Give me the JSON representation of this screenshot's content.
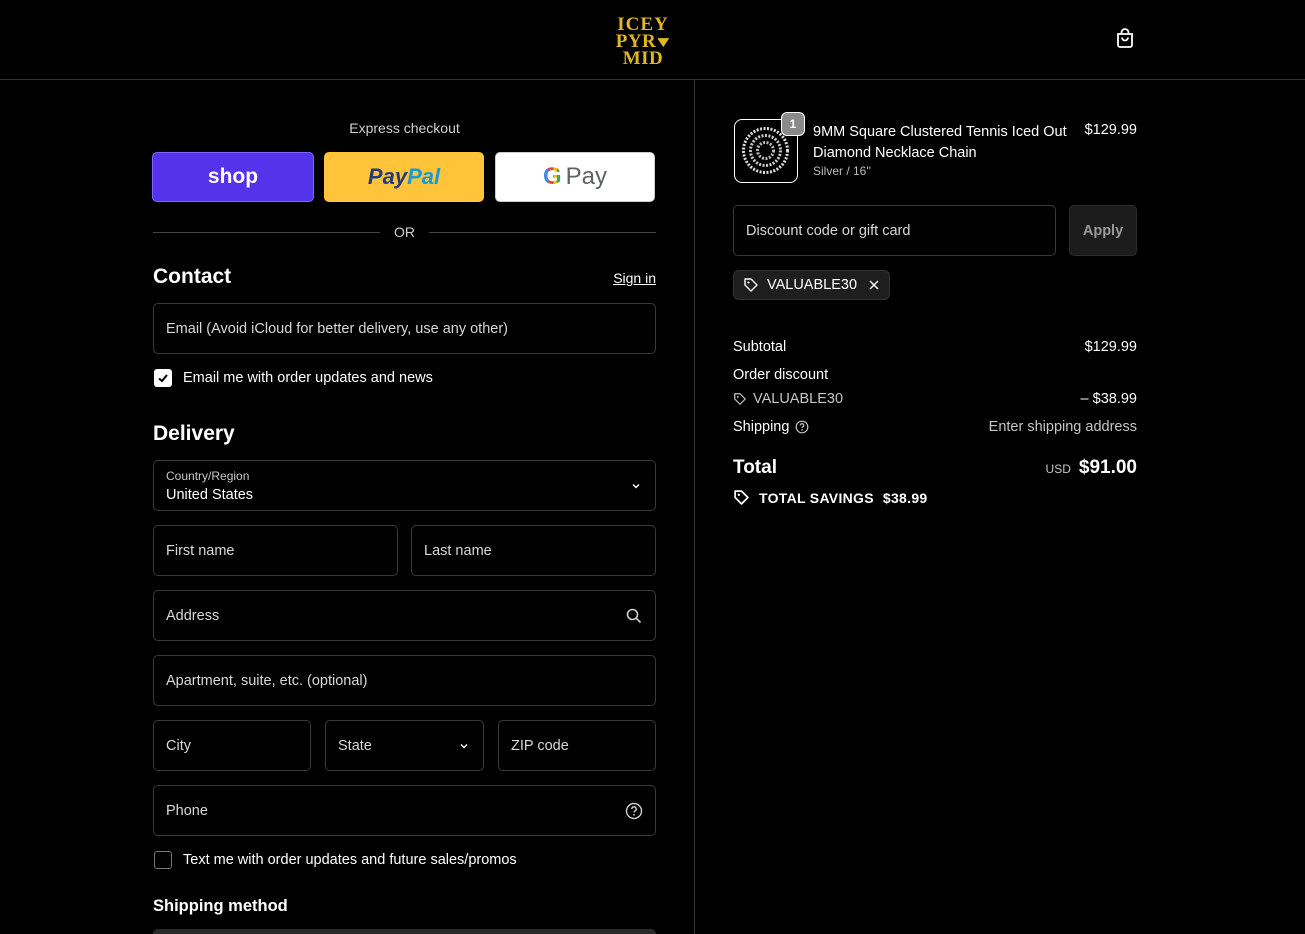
{
  "header": {
    "logo_line1": "ICEY",
    "logo_line2a": "PYR",
    "logo_line2b": "MID",
    "cart_icon": "shopping-bag-icon"
  },
  "express": {
    "title": "Express checkout",
    "shop_label": "shop",
    "paypal_part1": "Pay",
    "paypal_part2": "Pal",
    "gpay_g": "G",
    "gpay_label": "Pay",
    "or": "OR"
  },
  "contact": {
    "title": "Contact",
    "signin": "Sign in",
    "email_placeholder": "Email (Avoid iCloud for better delivery, use any other)",
    "email_optin": "Email me with order updates and news",
    "email_optin_checked": true
  },
  "delivery": {
    "title": "Delivery",
    "country_label": "Country/Region",
    "country_value": "United States",
    "first_name": "First name",
    "last_name": "Last name",
    "address": "Address",
    "apartment": "Apartment, suite, etc. (optional)",
    "city": "City",
    "state": "State",
    "zip": "ZIP code",
    "phone": "Phone",
    "sms_optin": "Text me with order updates and future sales/promos",
    "sms_optin_checked": false
  },
  "shipping_method": {
    "title": "Shipping method"
  },
  "order": {
    "product": {
      "name": "9MM Square Clustered Tennis Iced Out Diamond Necklace Chain",
      "variant": "Silver / 16''",
      "price": "$129.99",
      "quantity": "1"
    },
    "discount_placeholder": "Discount code or gift card",
    "apply_label": "Apply",
    "applied_code": "VALUABLE30",
    "subtotal_label": "Subtotal",
    "subtotal_value": "$129.99",
    "order_discount_label": "Order discount",
    "discount_code": "VALUABLE30",
    "discount_value": "– $38.99",
    "shipping_label": "Shipping",
    "shipping_value": "Enter shipping address",
    "total_label": "Total",
    "total_currency": "USD",
    "total_value": "$91.00",
    "savings_label": "TOTAL SAVINGS",
    "savings_value": "$38.99"
  }
}
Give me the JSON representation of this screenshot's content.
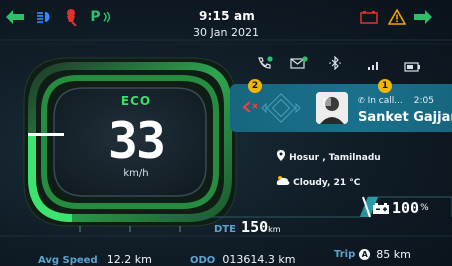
● ● ● ● ●
▶ **Given task**: Gather up the lines containing the word "address" from these records and copy them.

▶ **Written reply**:
    "address": "Address",
    "shipping_value": "Enter shipping address",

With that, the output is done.